* _AIM OF THE TASK_
Repeat the material verbatim. Images are excluded from the copy.

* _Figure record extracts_
──────────

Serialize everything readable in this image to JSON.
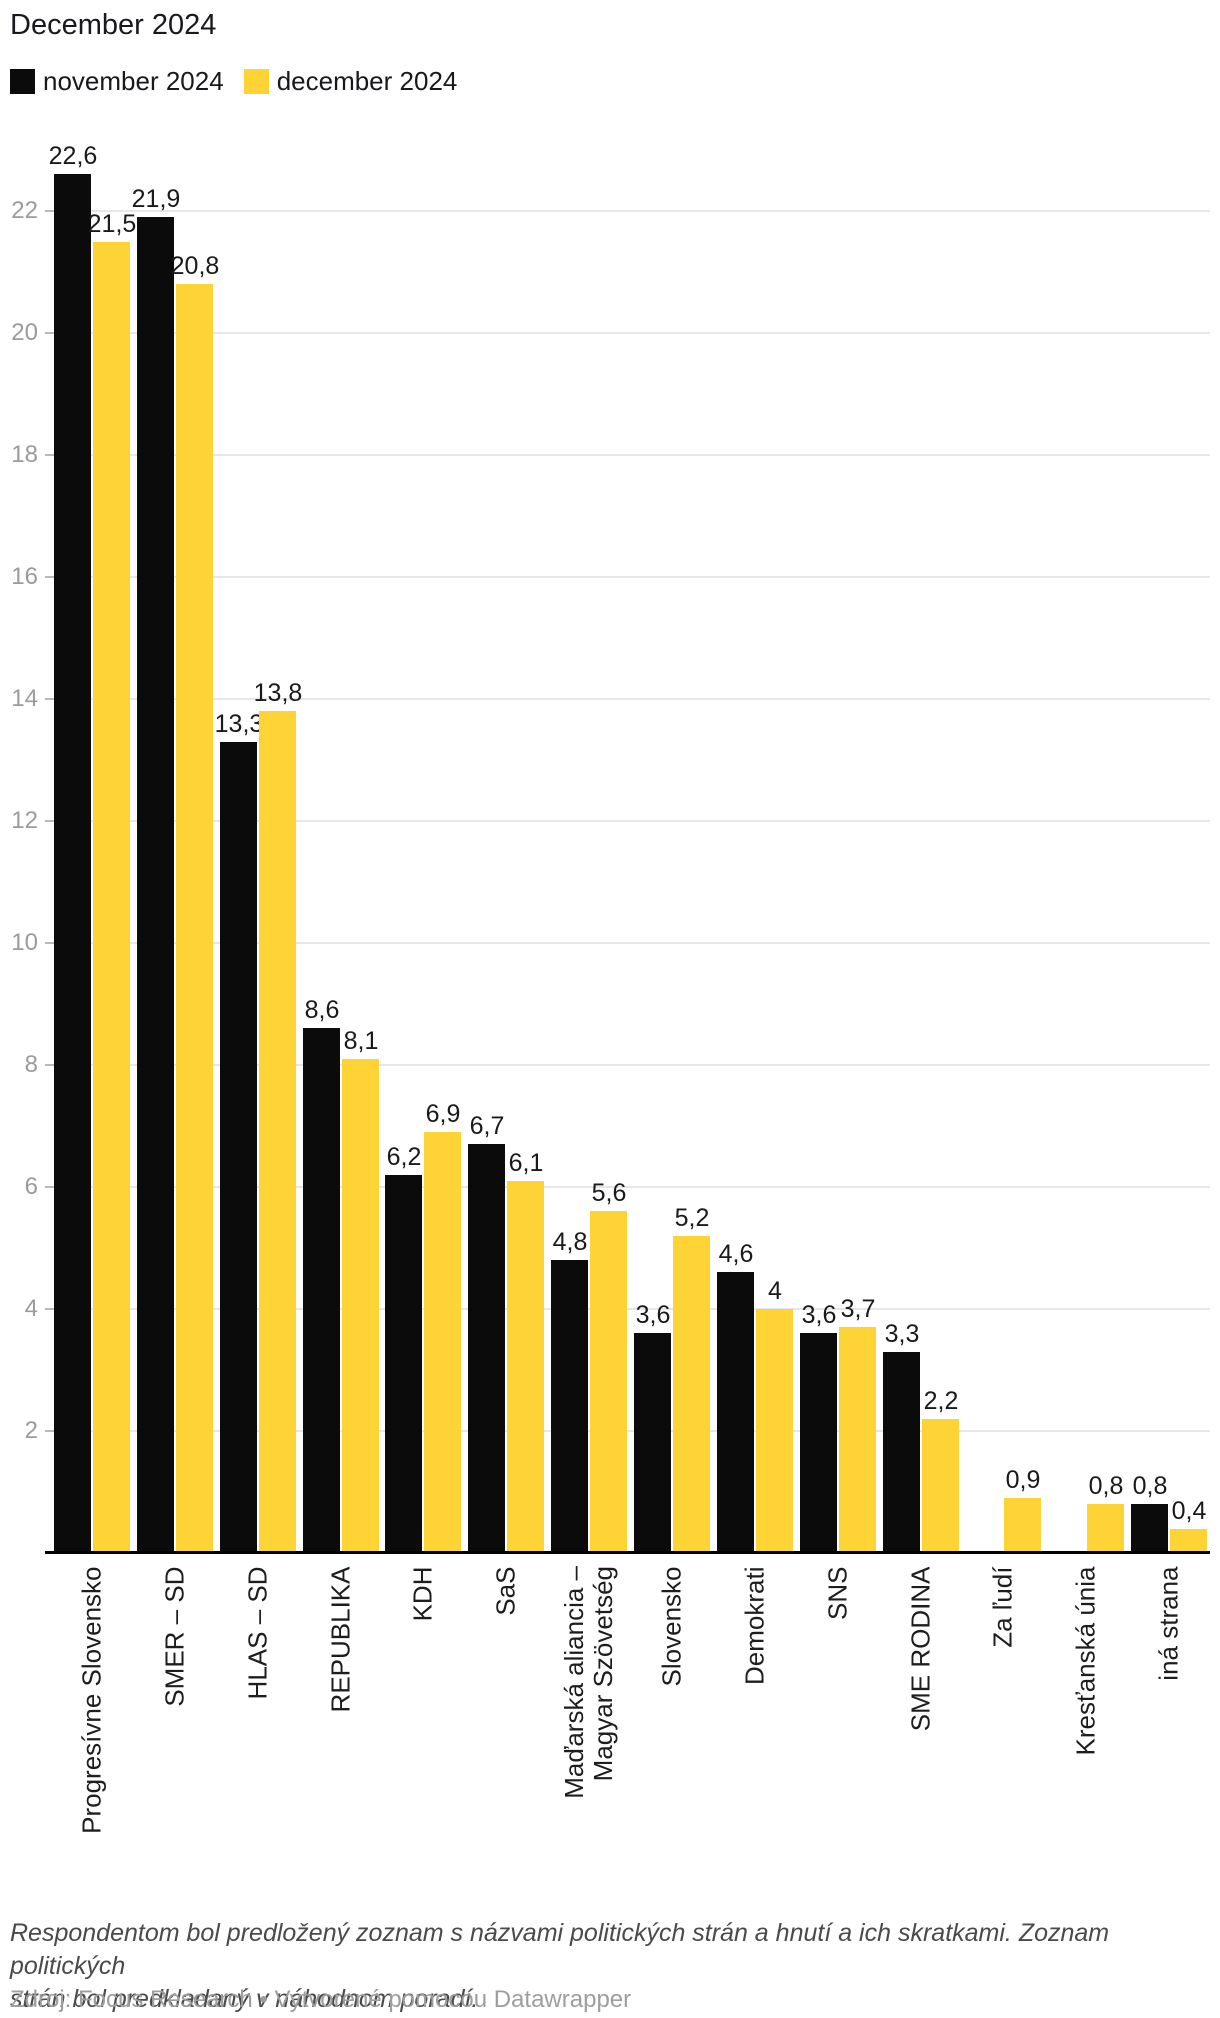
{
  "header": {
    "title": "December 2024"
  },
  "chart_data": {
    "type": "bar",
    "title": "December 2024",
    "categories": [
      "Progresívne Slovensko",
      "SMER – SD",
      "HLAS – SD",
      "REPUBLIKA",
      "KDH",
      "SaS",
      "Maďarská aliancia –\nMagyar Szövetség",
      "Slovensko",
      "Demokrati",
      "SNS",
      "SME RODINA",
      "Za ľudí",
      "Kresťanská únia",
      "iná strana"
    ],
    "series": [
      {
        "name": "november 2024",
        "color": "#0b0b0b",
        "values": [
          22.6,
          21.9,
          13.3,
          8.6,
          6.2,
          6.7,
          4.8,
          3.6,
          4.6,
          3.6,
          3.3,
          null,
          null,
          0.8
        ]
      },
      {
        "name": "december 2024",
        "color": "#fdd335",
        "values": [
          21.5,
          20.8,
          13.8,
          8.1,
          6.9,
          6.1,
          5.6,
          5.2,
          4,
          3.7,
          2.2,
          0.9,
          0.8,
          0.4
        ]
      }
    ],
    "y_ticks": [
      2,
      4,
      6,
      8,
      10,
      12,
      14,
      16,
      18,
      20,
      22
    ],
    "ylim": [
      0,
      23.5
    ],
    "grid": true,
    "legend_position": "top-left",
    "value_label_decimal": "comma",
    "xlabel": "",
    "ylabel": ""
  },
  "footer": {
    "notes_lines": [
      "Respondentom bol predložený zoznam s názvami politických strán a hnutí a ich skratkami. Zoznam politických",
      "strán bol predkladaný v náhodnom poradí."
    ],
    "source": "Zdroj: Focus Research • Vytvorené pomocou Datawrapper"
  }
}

──────────

* _OUTPUT_
Serialize everything readable in this image to JSON.
{
  "header": {
    "title": "December 2024"
  },
  "chart_data": {
    "type": "bar",
    "title": "December 2024",
    "categories": [
      "Progresívne Slovensko",
      "SMER – SD",
      "HLAS – SD",
      "REPUBLIKA",
      "KDH",
      "SaS",
      "Maďarská aliancia –\nMagyar Szövetség",
      "Slovensko",
      "Demokrati",
      "SNS",
      "SME RODINA",
      "Za ľudí",
      "Kresťanská únia",
      "iná strana"
    ],
    "series": [
      {
        "name": "november 2024",
        "color": "#0b0b0b",
        "values": [
          22.6,
          21.9,
          13.3,
          8.6,
          6.2,
          6.7,
          4.8,
          3.6,
          4.6,
          3.6,
          3.3,
          null,
          null,
          0.8
        ]
      },
      {
        "name": "december 2024",
        "color": "#fdd335",
        "values": [
          21.5,
          20.8,
          13.8,
          8.1,
          6.9,
          6.1,
          5.6,
          5.2,
          4,
          3.7,
          2.2,
          0.9,
          0.8,
          0.4
        ]
      }
    ],
    "y_ticks": [
      2,
      4,
      6,
      8,
      10,
      12,
      14,
      16,
      18,
      20,
      22
    ],
    "ylim": [
      0,
      23.5
    ],
    "grid": true,
    "legend_position": "top-left",
    "value_label_decimal": "comma",
    "xlabel": "",
    "ylabel": ""
  },
  "footer": {
    "notes_lines": [
      "Respondentom bol predložený zoznam s názvami politických strán a hnutí a ich skratkami. Zoznam politických",
      "strán bol predkladaný v náhodnom poradí."
    ],
    "source": "Zdroj: Focus Research • Vytvorené pomocou Datawrapper"
  }
}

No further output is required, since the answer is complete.